- Jenn McAllister as Deanna Hoffman
- Austin North as Oz
- Tequan Richmond as Christian Fullner
- Chester Rushing as Cody
- Jake Short as Fig Figueroa

===Recurring===

- Kate Flannery as Principal Saperstein
- Chance Sutton as Drunk Bernie
- Dawan Owens as Coach Lewis
- Gus Kamp as Gerald Gene Bottom Jr.
- Noureen DeWulf as Mrs. Lewis
- Miles McKenna as Justin
- Alex Peavey as Seb

===Guest===

- Briana Lane as Psychic Cindy ("Tarot Cards")
- Jacob Davich as Guy ("Sink or Swim")

==Episodes==

| No. | Title | Directed by | Written by | Original release date |
| 1 | "Pilot" | Brian Dannelly | Jason Ubaldi | May 11, 2018 |
The recent graduates at Sherman Grove High find themselves in an all night graduation lock-in party, where the graduates make a pact to fulfill a high school dream of theirs before the sun comes up. However, a turn of events make this pact harder to achieve.
| 2 | "Future Predictions" | Brian Dannelly | Jason Ubaldi | May 11, 2018 |
As an unexpected arrival comes to grad night, the students make a video diary of where they will be in 2038. Deanna makes it a mission to tell Fig her true feelings. Meanwhile Roni's friends reveal another reason why Oz may be pulling away.

— What this task involves —
Reproduce the cast and episode list above word for word, with nothing left out.

Entries drawn from a collection
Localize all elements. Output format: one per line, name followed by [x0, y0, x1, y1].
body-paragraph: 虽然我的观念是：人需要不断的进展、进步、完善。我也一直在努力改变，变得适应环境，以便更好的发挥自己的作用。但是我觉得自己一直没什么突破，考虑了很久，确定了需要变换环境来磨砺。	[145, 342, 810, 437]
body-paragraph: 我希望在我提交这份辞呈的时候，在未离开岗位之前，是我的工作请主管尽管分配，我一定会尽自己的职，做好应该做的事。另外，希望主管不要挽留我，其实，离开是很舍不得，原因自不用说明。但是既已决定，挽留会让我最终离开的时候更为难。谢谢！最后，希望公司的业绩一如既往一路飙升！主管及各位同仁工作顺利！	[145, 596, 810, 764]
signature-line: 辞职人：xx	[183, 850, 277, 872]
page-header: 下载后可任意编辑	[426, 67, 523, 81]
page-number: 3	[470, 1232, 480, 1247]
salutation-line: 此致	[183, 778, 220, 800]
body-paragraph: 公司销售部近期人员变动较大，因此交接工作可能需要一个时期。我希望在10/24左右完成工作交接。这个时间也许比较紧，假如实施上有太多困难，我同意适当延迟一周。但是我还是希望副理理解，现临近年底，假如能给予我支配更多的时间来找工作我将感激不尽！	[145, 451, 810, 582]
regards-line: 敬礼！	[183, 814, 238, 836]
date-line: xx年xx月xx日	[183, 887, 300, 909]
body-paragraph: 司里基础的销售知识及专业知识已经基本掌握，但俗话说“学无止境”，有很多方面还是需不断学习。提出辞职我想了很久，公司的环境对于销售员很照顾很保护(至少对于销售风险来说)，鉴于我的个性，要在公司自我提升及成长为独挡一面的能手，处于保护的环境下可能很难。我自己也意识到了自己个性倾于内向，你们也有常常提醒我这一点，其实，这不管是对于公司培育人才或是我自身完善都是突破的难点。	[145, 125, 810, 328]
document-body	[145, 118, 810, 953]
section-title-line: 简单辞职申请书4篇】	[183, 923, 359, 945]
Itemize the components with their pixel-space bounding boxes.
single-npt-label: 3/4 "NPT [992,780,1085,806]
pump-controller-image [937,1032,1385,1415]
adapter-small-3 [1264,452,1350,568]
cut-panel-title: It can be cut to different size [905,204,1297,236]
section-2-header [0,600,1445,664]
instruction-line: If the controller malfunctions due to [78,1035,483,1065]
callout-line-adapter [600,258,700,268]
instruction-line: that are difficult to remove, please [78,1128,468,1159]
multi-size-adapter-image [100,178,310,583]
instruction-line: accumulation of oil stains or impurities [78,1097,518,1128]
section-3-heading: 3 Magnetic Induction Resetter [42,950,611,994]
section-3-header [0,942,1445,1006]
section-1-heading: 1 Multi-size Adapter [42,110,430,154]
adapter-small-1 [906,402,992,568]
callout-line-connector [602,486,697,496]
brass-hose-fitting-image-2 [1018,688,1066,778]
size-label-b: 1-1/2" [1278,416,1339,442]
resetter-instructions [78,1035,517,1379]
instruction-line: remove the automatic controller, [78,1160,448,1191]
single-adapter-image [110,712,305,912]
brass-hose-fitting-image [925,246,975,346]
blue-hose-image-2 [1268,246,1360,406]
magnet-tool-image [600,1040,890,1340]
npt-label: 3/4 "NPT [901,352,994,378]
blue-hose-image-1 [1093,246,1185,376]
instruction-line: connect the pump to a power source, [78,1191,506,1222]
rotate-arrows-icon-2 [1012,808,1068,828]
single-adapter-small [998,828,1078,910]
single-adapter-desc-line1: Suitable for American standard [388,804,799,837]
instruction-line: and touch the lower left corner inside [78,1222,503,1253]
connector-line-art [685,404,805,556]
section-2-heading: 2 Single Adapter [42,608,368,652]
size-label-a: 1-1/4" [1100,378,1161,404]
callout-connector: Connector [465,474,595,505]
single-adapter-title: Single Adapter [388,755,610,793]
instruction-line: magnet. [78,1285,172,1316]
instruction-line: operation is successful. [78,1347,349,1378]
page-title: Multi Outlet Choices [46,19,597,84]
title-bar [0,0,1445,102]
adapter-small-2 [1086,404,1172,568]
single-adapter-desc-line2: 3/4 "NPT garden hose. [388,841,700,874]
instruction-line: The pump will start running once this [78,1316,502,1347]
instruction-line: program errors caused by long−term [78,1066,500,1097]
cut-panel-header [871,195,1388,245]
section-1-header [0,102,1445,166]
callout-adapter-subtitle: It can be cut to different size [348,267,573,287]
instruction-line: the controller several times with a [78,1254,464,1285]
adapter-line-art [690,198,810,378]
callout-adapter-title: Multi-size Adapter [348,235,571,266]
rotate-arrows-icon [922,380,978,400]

— Solution for this task —
- Jenn McAllister as Deanna Hoffman
- Austin North as Oz
- Tequan Richmond as Christian Fullner
- Chester Rushing as Cody
- Jake Short as Fig Figueroa

===Recurring===

- Kate Flannery as Principal Saperstein
- Chance Sutton as Drunk Bernie
- Dawan Owens as Coach Lewis
- Gus Kamp as Gerald Gene Bottom Jr.
- Noureen DeWulf as Mrs. Lewis
- Miles McKenna as Justin
- Alex Peavey as Seb

===Guest===

- Briana Lane as Psychic Cindy ("Tarot Cards")
- Jacob Davich as Guy ("Sink or Swim")

==Episodes==

| No. | Title | Directed by | Written by | Original release date |
| 1 | "Pilot" | Brian Dannelly | Jason Ubaldi | May 11, 2018 |
The recent graduates at Sherman Grove High find themselves in an all night graduation lock-in party, where the graduates make a pact to fulfill a high school dream of theirs before the sun comes up. However, a turn of events make this pact harder to achieve.
| 2 | "Future Predictions" | Brian Dannelly | Jason Ubaldi | May 11, 2018 |
As an unexpected arrival comes to grad night, the students make a video diary of where they will be in 2038. Deanna makes it a mission to tell Fig her true feelings. Meanwhile Roni's friends reveal another reason why Oz may be pulling away.